* Instructions to follow
Please quote the market commentary word for word, starting at "As strikes spread" and ending at "for the faint-hearted.".

++++ Source passage

Glorious summer to follow winter of discontent?
As strikes spread like warm butter across the nation and Britain braces itself for its coldest winter of discontent since 1978/79, one senior GBP swapper looks ahead to what might be in 2023, which after 2022 is not a topic for the faint-hearted.
But first, the semi-serious day before Christmas and probably year-end was book-ended between UK and US data. The above trader said that revised GDP data that came in weaker than expected this morning supported a strong start to gilts, particularly in the front end, that faded during the day as 10y yields ambled 10bps above their lows and 2y yields trudged 8bps higher.
After that though, US GDP came in just marginally stronger than forecast and this was a sign for the market to breath a sigh of relief, start the final Christmas planning, and for yields to fade in a southerly direction.
The above swapper said that “there was a bit going on this morning but then the US data came out and after that things pretty much just stopped. Tomorrow is a half day and from here it’s all about shopping and Christmas.”
And after that New Year’s Eve and 2023. Looking beyond this miserable year, the trader said that “the most positive thing I can say about gilts next year is that this year as so horrific that the market starts in a position where there is at least space to rally. This year started with front end yields at 50bps (in 2y, versus 3.63% now) so there was nowhere to rally to."

++++++++
++++ Record excerpts

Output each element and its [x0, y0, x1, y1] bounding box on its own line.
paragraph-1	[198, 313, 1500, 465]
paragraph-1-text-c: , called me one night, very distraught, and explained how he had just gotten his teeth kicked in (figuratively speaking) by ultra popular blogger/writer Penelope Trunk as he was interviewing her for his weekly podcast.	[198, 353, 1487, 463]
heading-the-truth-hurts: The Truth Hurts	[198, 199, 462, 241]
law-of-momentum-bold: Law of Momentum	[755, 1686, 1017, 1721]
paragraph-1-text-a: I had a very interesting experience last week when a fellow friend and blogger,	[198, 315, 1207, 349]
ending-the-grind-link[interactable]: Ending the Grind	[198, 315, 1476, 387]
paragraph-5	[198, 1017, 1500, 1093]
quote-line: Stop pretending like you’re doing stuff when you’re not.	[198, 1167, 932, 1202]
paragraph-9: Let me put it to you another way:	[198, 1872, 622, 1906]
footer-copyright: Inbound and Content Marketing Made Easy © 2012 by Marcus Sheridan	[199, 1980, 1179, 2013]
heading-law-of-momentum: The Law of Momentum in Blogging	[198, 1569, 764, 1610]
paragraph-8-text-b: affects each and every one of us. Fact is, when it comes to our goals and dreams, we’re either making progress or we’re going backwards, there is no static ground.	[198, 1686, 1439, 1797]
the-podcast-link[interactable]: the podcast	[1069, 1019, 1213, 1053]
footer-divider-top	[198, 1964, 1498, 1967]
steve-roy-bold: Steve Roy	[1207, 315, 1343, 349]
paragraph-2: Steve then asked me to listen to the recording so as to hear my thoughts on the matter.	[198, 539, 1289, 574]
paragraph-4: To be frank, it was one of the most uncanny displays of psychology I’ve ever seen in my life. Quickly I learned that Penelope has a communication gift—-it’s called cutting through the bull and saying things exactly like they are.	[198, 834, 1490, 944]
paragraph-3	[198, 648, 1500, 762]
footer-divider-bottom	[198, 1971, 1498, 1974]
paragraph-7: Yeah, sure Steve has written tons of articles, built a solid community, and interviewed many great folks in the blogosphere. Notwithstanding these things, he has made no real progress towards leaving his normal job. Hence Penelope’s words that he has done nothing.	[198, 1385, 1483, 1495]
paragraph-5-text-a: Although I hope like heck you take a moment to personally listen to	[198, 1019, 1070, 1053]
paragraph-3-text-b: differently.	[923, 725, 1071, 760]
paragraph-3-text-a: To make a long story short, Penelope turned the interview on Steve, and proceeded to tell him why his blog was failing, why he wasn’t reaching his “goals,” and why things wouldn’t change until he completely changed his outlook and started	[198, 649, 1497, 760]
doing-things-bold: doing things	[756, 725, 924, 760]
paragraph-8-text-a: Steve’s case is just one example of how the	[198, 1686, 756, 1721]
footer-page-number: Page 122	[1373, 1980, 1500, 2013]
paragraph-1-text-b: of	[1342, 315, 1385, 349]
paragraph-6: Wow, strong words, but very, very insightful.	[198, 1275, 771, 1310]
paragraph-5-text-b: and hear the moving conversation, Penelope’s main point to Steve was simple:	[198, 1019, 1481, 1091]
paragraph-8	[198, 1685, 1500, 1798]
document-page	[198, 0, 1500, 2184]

++++++++

* Problem solution
As strikes spread like warm butter across the nation and Britain braces itself for its coldest winter of discontent since 1978/79, one senior GBP swapper looks ahead to what might be in 2023, which after 2022 is not a topic for the faint-hearted.